▶ What you have to do: Write out exactly the lines running from the one with "Give me the" to the end of the data, including both of those lines and excluding pictures.

▶ Listed records:

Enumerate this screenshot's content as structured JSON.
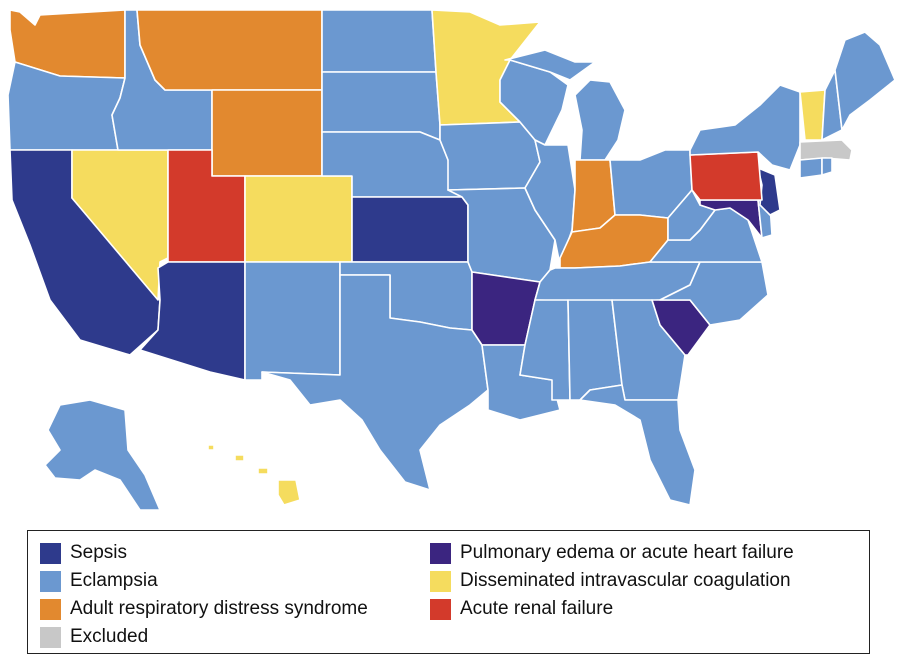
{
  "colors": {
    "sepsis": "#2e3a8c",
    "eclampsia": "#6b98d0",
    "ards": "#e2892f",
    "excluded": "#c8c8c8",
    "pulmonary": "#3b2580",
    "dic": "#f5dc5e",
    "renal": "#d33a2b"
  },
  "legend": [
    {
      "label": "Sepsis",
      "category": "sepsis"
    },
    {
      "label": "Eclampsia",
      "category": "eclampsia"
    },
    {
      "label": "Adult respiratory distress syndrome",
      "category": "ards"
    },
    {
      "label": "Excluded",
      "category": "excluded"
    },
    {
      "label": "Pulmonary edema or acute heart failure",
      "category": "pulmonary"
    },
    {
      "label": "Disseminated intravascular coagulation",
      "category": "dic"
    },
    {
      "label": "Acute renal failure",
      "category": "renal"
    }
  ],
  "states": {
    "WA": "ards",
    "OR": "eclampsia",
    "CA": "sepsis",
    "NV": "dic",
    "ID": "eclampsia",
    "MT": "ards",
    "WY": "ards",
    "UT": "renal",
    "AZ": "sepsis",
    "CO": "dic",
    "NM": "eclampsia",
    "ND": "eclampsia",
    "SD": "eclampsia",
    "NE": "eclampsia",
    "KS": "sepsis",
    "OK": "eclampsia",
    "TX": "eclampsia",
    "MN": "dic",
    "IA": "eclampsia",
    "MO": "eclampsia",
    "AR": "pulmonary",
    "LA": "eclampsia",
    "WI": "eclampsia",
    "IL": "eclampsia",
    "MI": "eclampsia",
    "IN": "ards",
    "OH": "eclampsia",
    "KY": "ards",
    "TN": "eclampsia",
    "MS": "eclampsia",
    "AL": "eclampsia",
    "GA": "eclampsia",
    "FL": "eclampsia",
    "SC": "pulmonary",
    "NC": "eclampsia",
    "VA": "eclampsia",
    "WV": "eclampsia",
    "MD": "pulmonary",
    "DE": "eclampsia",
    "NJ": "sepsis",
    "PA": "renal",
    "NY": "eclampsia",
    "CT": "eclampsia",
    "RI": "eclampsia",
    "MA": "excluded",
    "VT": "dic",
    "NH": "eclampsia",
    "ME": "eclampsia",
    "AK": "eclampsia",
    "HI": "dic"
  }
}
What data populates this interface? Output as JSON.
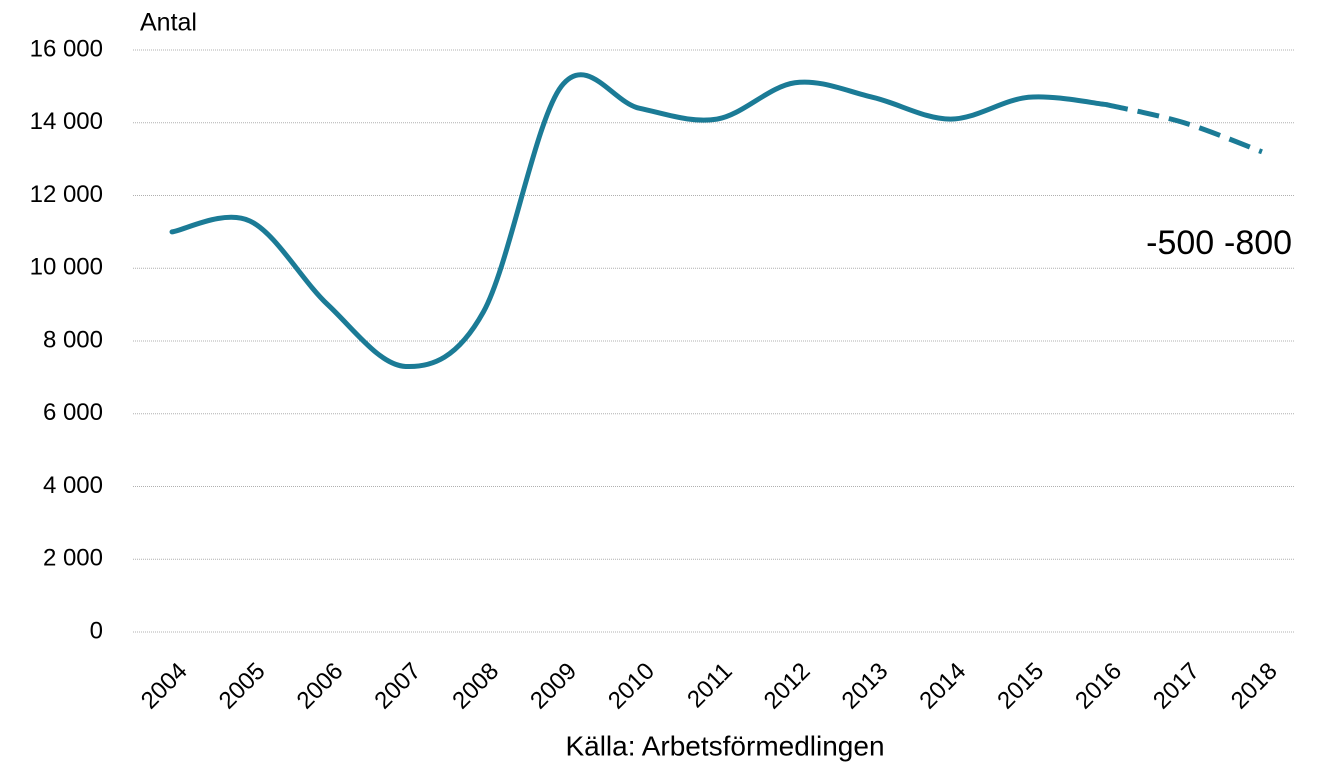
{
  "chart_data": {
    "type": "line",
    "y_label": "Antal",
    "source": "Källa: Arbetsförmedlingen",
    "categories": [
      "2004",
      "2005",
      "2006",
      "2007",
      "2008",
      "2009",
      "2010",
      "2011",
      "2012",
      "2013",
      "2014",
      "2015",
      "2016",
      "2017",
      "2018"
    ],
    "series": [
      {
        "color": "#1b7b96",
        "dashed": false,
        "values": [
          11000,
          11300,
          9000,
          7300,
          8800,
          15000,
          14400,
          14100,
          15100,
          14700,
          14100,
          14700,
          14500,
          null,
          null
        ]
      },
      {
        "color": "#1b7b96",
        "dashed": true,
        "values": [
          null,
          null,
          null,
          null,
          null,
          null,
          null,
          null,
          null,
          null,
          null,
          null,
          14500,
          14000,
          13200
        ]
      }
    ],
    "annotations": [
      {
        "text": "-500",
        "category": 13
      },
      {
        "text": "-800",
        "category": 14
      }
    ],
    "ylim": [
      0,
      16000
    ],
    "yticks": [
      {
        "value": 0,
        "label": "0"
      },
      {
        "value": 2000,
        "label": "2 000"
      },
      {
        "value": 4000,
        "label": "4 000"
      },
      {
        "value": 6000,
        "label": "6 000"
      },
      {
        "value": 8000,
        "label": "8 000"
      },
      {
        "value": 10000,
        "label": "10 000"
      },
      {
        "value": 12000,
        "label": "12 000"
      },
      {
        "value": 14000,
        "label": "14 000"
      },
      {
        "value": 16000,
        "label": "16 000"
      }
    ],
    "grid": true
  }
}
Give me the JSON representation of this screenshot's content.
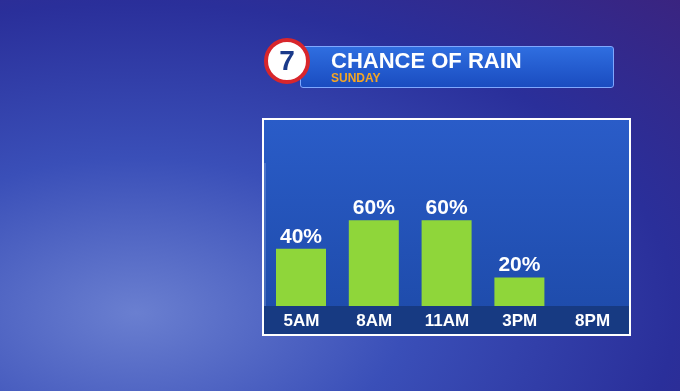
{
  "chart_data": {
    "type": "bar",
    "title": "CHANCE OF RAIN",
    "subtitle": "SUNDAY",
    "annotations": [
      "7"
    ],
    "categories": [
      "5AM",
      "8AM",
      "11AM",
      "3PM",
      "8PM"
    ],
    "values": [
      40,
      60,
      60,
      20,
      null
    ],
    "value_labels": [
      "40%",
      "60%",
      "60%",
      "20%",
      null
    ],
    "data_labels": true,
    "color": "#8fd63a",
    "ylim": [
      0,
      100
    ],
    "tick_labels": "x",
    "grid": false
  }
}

▶ Exercise answer:
Give me the JSON representation of this screenshot's content.
{
  "chart_data": {
    "type": "bar",
    "title": "CHANCE OF RAIN",
    "subtitle": "SUNDAY",
    "annotations": [
      "7"
    ],
    "categories": [
      "5AM",
      "8AM",
      "11AM",
      "3PM",
      "8PM"
    ],
    "values": [
      40,
      60,
      60,
      20,
      null
    ],
    "value_labels": [
      "40%",
      "60%",
      "60%",
      "20%",
      null
    ],
    "data_labels": true,
    "color": "#8fd63a",
    "ylim": [
      0,
      100
    ],
    "tick_labels": "x",
    "grid": false
  }
}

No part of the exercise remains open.